═══ PROVIDED INFORMATION

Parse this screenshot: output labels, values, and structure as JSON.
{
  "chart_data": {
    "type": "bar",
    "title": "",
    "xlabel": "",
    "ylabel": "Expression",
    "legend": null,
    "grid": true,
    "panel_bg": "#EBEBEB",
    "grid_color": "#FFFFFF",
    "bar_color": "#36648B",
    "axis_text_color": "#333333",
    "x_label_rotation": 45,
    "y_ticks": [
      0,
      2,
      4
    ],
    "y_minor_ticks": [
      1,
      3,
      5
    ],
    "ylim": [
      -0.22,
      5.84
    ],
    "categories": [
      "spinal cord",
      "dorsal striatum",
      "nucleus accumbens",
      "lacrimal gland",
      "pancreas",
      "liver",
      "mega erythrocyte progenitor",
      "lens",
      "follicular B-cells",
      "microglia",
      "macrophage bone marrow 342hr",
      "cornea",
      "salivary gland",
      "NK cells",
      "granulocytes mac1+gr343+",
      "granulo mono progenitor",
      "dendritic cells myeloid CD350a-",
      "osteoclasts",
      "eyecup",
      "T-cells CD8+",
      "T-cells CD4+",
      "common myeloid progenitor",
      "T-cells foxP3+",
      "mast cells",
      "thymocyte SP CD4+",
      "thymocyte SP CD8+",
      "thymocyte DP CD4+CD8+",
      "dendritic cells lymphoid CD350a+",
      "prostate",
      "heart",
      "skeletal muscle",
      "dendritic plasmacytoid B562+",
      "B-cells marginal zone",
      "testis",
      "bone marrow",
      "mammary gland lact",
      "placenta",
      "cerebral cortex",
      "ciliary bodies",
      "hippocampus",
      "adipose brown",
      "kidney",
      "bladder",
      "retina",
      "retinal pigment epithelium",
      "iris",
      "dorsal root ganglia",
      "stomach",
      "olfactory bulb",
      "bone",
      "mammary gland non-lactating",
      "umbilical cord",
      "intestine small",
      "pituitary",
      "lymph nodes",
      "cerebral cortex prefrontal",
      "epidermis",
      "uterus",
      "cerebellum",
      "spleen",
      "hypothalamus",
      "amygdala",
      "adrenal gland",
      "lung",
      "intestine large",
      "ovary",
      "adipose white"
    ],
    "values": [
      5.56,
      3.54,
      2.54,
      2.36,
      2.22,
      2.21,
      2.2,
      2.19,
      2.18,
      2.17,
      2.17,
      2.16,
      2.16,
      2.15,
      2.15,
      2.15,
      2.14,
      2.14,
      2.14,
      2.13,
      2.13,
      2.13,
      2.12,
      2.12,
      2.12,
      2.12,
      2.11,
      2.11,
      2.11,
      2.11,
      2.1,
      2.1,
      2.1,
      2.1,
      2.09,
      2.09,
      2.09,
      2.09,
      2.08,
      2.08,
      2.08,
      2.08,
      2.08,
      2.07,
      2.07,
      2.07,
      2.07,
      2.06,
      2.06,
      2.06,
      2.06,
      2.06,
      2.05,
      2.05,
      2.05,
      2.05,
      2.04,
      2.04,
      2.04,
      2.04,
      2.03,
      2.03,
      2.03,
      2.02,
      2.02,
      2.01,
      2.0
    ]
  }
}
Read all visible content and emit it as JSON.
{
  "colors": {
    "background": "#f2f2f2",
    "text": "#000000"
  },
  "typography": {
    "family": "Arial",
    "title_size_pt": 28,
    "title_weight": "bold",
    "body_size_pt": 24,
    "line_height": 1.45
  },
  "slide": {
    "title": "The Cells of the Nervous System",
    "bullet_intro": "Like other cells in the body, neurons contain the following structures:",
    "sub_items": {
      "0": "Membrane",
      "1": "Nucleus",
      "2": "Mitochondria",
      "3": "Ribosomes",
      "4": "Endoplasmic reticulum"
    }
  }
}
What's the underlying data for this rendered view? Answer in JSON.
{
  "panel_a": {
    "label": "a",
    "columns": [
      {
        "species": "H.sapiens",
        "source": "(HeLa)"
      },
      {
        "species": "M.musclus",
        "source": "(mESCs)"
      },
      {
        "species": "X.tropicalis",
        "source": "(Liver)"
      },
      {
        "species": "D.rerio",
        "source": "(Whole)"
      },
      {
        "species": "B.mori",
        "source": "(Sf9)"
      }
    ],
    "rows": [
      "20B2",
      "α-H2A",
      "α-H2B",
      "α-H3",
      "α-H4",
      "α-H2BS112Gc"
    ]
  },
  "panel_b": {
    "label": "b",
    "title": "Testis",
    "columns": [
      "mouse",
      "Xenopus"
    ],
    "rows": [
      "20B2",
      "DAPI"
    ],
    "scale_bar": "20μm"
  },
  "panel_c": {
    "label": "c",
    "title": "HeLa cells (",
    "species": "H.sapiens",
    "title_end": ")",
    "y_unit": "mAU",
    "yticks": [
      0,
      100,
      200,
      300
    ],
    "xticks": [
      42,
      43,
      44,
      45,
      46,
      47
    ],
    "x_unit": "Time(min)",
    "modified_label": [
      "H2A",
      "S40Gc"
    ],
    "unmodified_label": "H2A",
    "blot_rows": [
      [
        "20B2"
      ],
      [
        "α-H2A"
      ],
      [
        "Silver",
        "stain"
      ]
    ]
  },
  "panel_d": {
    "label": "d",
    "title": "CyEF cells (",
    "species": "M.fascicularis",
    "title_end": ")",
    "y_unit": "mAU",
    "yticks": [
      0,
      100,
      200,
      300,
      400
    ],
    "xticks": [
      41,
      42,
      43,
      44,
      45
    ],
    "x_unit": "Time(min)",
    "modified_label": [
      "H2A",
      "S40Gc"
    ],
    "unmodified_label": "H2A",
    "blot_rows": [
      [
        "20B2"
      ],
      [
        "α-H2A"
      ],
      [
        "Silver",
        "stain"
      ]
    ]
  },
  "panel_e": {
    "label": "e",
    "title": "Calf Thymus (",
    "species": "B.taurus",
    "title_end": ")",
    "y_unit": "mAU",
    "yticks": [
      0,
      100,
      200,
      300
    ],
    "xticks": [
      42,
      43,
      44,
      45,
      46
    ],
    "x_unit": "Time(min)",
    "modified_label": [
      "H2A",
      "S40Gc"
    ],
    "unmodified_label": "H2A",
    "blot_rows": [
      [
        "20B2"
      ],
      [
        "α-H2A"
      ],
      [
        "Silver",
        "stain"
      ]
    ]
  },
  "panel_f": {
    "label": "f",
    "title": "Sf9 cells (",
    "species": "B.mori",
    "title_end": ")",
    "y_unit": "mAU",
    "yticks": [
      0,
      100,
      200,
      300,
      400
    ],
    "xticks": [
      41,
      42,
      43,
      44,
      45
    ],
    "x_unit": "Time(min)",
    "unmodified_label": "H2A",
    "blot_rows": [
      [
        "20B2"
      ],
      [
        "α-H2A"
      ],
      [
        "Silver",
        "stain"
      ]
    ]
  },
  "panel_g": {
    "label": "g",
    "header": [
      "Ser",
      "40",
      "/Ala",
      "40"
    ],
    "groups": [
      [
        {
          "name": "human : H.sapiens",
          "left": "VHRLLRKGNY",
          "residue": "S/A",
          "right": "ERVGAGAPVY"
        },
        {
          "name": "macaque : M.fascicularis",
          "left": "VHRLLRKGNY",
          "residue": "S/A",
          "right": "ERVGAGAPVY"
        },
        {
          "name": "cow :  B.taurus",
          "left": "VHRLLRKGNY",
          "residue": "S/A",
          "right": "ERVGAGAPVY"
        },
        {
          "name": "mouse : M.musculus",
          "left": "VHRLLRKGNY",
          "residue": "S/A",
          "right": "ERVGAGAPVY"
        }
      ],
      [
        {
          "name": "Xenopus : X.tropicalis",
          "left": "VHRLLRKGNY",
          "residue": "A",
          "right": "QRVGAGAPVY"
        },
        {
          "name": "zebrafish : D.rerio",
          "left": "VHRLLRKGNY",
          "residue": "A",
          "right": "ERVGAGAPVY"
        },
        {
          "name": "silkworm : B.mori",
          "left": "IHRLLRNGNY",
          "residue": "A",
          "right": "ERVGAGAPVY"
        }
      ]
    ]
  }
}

══════

• _WHAT IS BEING ASKED_
Wherever the word "progenitor" occurs in the data above, copy the line it sits in.

• _WRITTEN ANSWER_
      "mega erythrocyte progenitor",
      "granulo mono progenitor",
      "common myeloid progenitor",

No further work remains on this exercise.